▶ **WRITTEN INSTRUCTION**
Can you output the records below exactly as they are written?

▶ **Records about charts and figures**
* begin *

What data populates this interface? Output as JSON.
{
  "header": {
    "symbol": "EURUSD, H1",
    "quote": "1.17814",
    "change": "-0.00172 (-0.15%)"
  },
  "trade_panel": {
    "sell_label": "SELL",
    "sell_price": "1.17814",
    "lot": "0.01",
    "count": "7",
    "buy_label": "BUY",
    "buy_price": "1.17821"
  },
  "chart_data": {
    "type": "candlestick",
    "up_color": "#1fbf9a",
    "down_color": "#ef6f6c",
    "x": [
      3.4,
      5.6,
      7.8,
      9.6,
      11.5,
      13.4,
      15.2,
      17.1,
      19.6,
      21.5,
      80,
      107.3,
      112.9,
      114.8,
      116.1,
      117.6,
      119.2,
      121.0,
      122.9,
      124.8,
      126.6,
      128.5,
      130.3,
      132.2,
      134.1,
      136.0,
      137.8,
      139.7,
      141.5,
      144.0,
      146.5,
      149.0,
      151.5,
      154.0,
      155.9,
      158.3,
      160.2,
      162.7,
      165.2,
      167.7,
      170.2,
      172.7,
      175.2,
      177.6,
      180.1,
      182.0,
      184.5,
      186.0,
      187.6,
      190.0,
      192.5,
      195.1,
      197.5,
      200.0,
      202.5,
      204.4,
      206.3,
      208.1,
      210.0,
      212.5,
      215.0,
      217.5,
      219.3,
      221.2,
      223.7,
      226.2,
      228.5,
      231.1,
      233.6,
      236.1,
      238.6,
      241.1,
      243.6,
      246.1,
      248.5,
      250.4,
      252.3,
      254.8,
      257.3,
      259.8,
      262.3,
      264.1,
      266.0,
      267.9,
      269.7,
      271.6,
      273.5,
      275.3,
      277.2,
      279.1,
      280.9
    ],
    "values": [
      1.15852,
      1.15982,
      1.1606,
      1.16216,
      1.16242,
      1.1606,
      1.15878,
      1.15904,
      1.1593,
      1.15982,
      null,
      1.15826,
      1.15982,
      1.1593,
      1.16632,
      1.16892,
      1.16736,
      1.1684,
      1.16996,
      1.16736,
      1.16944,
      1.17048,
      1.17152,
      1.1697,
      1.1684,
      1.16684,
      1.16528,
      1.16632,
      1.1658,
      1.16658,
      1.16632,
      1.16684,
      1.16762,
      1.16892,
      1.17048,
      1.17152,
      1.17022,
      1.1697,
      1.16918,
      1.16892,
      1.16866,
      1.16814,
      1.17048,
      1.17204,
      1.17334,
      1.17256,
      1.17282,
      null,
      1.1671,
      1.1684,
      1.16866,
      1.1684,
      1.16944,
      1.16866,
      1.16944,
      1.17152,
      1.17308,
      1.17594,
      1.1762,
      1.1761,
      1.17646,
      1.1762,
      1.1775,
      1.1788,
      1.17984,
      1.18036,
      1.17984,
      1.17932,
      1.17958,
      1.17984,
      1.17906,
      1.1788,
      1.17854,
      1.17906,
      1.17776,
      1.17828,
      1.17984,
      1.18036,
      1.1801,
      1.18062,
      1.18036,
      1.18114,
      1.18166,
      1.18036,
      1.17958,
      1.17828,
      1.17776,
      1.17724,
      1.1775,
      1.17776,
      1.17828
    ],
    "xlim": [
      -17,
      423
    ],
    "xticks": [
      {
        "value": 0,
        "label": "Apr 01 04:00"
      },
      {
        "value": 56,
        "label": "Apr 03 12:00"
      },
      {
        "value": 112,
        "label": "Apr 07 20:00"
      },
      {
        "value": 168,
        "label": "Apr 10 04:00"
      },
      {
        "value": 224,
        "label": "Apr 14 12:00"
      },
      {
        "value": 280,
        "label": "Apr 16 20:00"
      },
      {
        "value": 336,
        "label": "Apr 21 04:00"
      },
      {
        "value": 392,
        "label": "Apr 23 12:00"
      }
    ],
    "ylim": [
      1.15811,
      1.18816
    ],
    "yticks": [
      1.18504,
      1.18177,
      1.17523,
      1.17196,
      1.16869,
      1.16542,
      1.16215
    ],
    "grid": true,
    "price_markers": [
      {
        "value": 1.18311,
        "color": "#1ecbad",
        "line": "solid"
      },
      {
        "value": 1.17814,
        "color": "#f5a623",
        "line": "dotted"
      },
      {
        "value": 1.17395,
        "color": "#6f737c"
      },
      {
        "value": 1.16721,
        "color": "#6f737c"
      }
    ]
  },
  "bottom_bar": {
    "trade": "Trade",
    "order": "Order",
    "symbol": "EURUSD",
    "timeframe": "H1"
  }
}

* end *

▶ **COMPLETE ANSWER**
What data populates this interface? Output as JSON.
{
  "header": {
    "symbol": "EURUSD, H1",
    "quote": "1.17814",
    "change": "-0.00172 (-0.15%)"
  },
  "trade_panel": {
    "sell_label": "SELL",
    "sell_price": "1.17814",
    "lot": "0.01",
    "count": "7",
    "buy_label": "BUY",
    "buy_price": "1.17821"
  },
  "chart_data": {
    "type": "candlestick",
    "up_color": "#1fbf9a",
    "down_color": "#ef6f6c",
    "x": [
      3.4,
      5.6,
      7.8,
      9.6,
      11.5,
      13.4,
      15.2,
      17.1,
      19.6,
      21.5,
      80,
      107.3,
      112.9,
      114.8,
      116.1,
      117.6,
      119.2,
      121.0,
      122.9,
      124.8,
      126.6,
      128.5,
      130.3,
      132.2,
      134.1,
      136.0,
      137.8,
      139.7,
      141.5,
      144.0,
      146.5,
      149.0,
      151.5,
      154.0,
      155.9,
      158.3,
      160.2,
      162.7,
      165.2,
      167.7,
      170.2,
      172.7,
      175.2,
      177.6,
      180.1,
      182.0,
      184.5,
      186.0,
      187.6,
      190.0,
      192.5,
      195.1,
      197.5,
      200.0,
      202.5,
      204.4,
      206.3,
      208.1,
      210.0,
      212.5,
      215.0,
      217.5,
      219.3,
      221.2,
      223.7,
      226.2,
      228.5,
      231.1,
      233.6,
      236.1,
      238.6,
      241.1,
      243.6,
      246.1,
      248.5,
      250.4,
      252.3,
      254.8,
      257.3,
      259.8,
      262.3,
      264.1,
      266.0,
      267.9,
      269.7,
      271.6,
      273.5,
      275.3,
      277.2,
      279.1,
      280.9
    ],
    "values": [
      1.15852,
      1.15982,
      1.1606,
      1.16216,
      1.16242,
      1.1606,
      1.15878,
      1.15904,
      1.1593,
      1.15982,
      null,
      1.15826,
      1.15982,
      1.1593,
      1.16632,
      1.16892,
      1.16736,
      1.1684,
      1.16996,
      1.16736,
      1.16944,
      1.17048,
      1.17152,
      1.1697,
      1.1684,
      1.16684,
      1.16528,
      1.16632,
      1.1658,
      1.16658,
      1.16632,
      1.16684,
      1.16762,
      1.16892,
      1.17048,
      1.17152,
      1.17022,
      1.1697,
      1.16918,
      1.16892,
      1.16866,
      1.16814,
      1.17048,
      1.17204,
      1.17334,
      1.17256,
      1.17282,
      null,
      1.1671,
      1.1684,
      1.16866,
      1.1684,
      1.16944,
      1.16866,
      1.16944,
      1.17152,
      1.17308,
      1.17594,
      1.1762,
      1.1761,
      1.17646,
      1.1762,
      1.1775,
      1.1788,
      1.17984,
      1.18036,
      1.17984,
      1.17932,
      1.17958,
      1.17984,
      1.17906,
      1.1788,
      1.17854,
      1.17906,
      1.17776,
      1.17828,
      1.17984,
      1.18036,
      1.1801,
      1.18062,
      1.18036,
      1.18114,
      1.18166,
      1.18036,
      1.17958,
      1.17828,
      1.17776,
      1.17724,
      1.1775,
      1.17776,
      1.17828
    ],
    "xlim": [
      -17,
      423
    ],
    "xticks": [
      {
        "value": 0,
        "label": "Apr 01 04:00"
      },
      {
        "value": 56,
        "label": "Apr 03 12:00"
      },
      {
        "value": 112,
        "label": "Apr 07 20:00"
      },
      {
        "value": 168,
        "label": "Apr 10 04:00"
      },
      {
        "value": 224,
        "label": "Apr 14 12:00"
      },
      {
        "value": 280,
        "label": "Apr 16 20:00"
      },
      {
        "value": 336,
        "label": "Apr 21 04:00"
      },
      {
        "value": 392,
        "label": "Apr 23 12:00"
      }
    ],
    "ylim": [
      1.15811,
      1.18816
    ],
    "yticks": [
      1.18504,
      1.18177,
      1.17523,
      1.17196,
      1.16869,
      1.16542,
      1.16215
    ],
    "grid": true,
    "price_markers": [
      {
        "value": 1.18311,
        "color": "#1ecbad",
        "line": "solid"
      },
      {
        "value": 1.17814,
        "color": "#f5a623",
        "line": "dotted"
      },
      {
        "value": 1.17395,
        "color": "#6f737c"
      },
      {
        "value": 1.16721,
        "color": "#6f737c"
      }
    ]
  },
  "bottom_bar": {
    "trade": "Trade",
    "order": "Order",
    "symbol": "EURUSD",
    "timeframe": "H1"
  }
}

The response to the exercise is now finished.